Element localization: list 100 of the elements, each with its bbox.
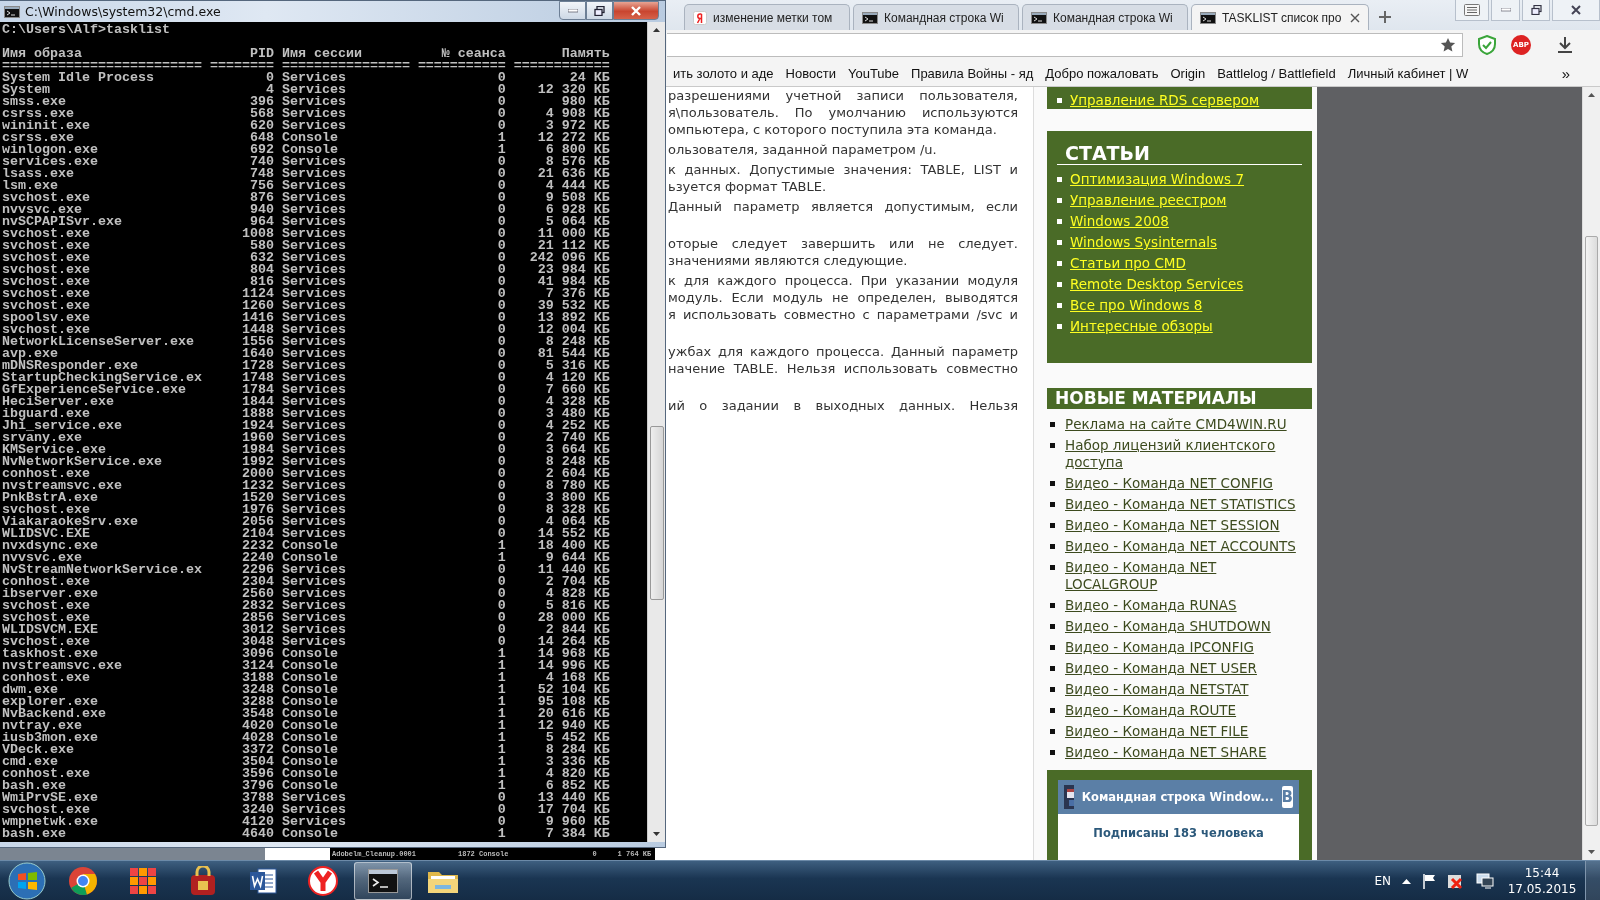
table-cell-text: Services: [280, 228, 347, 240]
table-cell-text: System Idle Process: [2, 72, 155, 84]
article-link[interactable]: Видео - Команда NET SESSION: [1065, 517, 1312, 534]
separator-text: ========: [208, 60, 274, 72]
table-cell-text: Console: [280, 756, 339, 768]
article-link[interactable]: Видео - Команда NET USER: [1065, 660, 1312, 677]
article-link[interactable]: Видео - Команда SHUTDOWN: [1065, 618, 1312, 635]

# [What you need to do]
Rename "article-link" to "nav-link" throughout the material above and reproduce every line with nothing else changed. Leave the pictures out of your answer.

# [Result]
Element localization: list 100 of the elements, each with its bbox.
table-cell-text: Services: [280, 228, 347, 240]
table-cell-text: System Idle Process: [2, 72, 155, 84]
nav-link[interactable]: Видео - Команда NET SESSION: [1065, 517, 1312, 534]
separator-text: ========: [208, 60, 274, 72]
table-cell-text: Console: [280, 756, 339, 768]
nav-link[interactable]: Видео - Команда NET USER: [1065, 660, 1312, 677]
nav-link[interactable]: Видео - Команда SHUTDOWN: [1065, 618, 1312, 635]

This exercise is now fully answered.